*** GIVEN RECORDS Section Begins ***

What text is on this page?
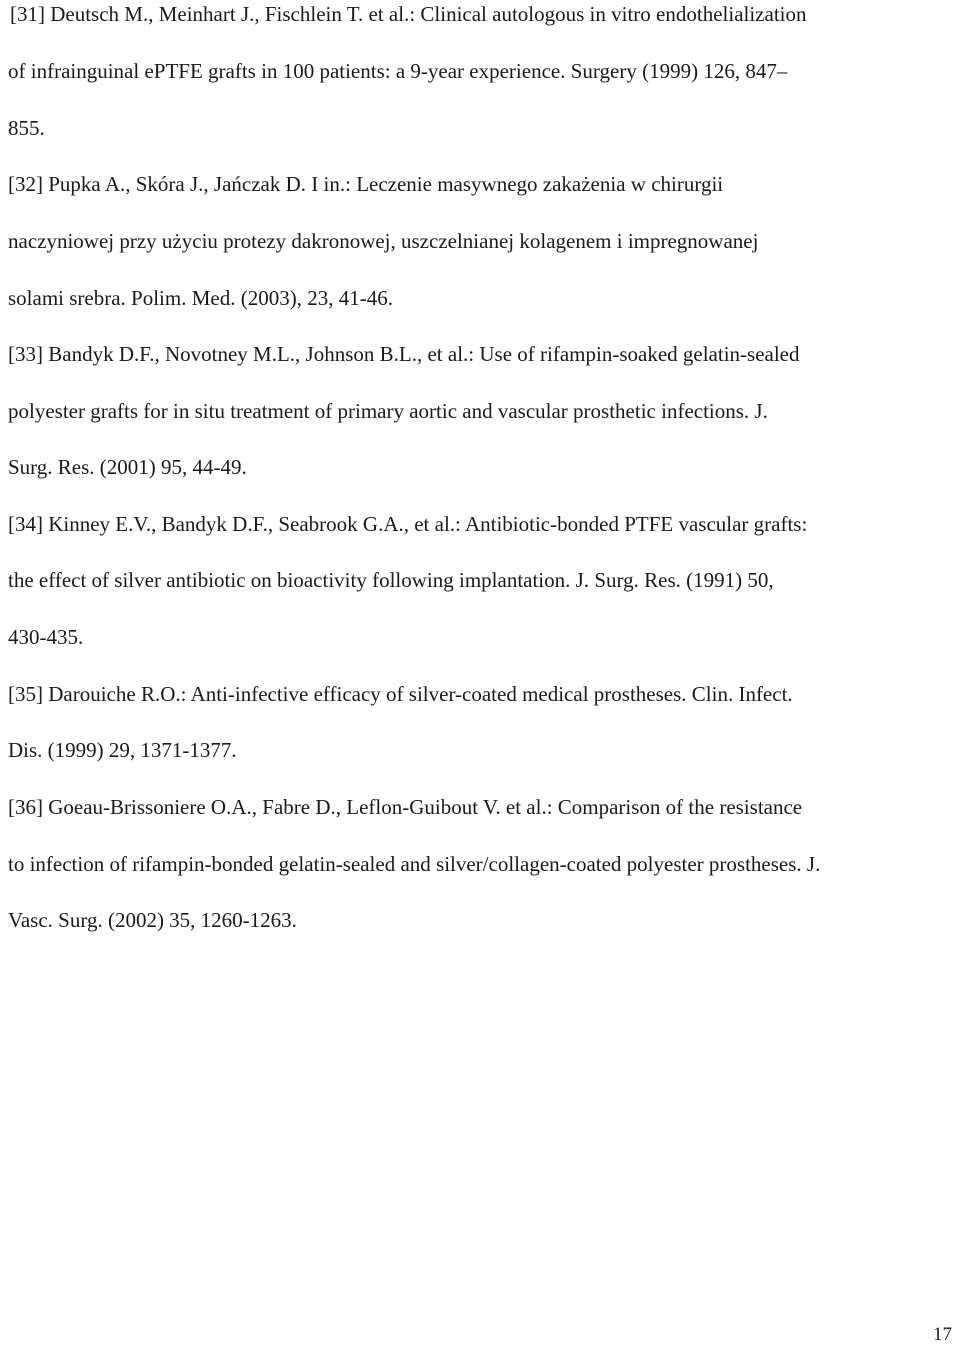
[31] Deutsch M., Meinhart J., Fischlein T. et al.: Clinical autologous in vitro endothelialization
of infrainguinal ePTFE grafts in 100 patients: a 9-year experience. Surgery (1999) 126, 847–
855.
[32] Pupka A., Skóra J., Jańczak D. I in.: Leczenie masywnego zakażenia w chirurgii
naczyniowej przy użyciu protezy dakronowej, uszczelnianej kolagenem i impregnowanej
solami srebra. Polim. Med. (2003), 23, 41-46.
[33] Bandyk D.F., Novotney M.L., Johnson B.L., et al.: Use of rifampin-soaked gelatin-sealed
polyester grafts for in situ treatment of primary aortic and vascular prosthetic infections. J.
Surg. Res. (2001) 95, 44-49.
[34] Kinney E.V., Bandyk D.F., Seabrook G.A., et al.: Antibiotic-bonded PTFE vascular grafts:
the effect of silver antibiotic on bioactivity following implantation. J. Surg. Res. (1991) 50,
430-435.
[35] Darouiche R.O.: Anti-infective efficacy of silver-coated medical prostheses. Clin. Infect.
Dis. (1999) 29, 1371-1377.
[36] Goeau-Brissoniere O.A., Fabre D., Leflon-Guibout V. et al.: Comparison of the resistance
to infection of rifampin-bonded gelatin-sealed and silver/collagen-coated polyester prostheses. J.
Vasc. Surg. (2002) 35, 1260-1263.
17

*** GIVEN RECORDS Section Ends ***

WHAT NEEDS TO BE DONE =
Make an exact reproduction of the listing above, without any pictures.

ANSWER AREA =
What text is on this page?
[31] Deutsch M., Meinhart J., Fischlein T. et al.: Clinical autologous in vitro endothelialization
of infrainguinal ePTFE grafts in 100 patients: a 9-year experience. Surgery (1999) 126, 847–
855.
[32] Pupka A., Skóra J., Jańczak D. I in.: Leczenie masywnego zakażenia w chirurgii
naczyniowej przy użyciu protezy dakronowej, uszczelnianej kolagenem i impregnowanej
solami srebra. Polim. Med. (2003), 23, 41-46.
[33] Bandyk D.F., Novotney M.L., Johnson B.L., et al.: Use of rifampin-soaked gelatin-sealed
polyester grafts for in situ treatment of primary aortic and vascular prosthetic infections. J.
Surg. Res. (2001) 95, 44-49.
[34] Kinney E.V., Bandyk D.F., Seabrook G.A., et al.: Antibiotic-bonded PTFE vascular grafts:
the effect of silver antibiotic on bioactivity following implantation. J. Surg. Res. (1991) 50,
430-435.
[35] Darouiche R.O.: Anti-infective efficacy of silver-coated medical prostheses. Clin. Infect.
Dis. (1999) 29, 1371-1377.
[36] Goeau-Brissoniere O.A., Fabre D., Leflon-Guibout V. et al.: Comparison of the resistance
to infection of rifampin-bonded gelatin-sealed and silver/collagen-coated polyester prostheses. J.
Vasc. Surg. (2002) 35, 1260-1263.
17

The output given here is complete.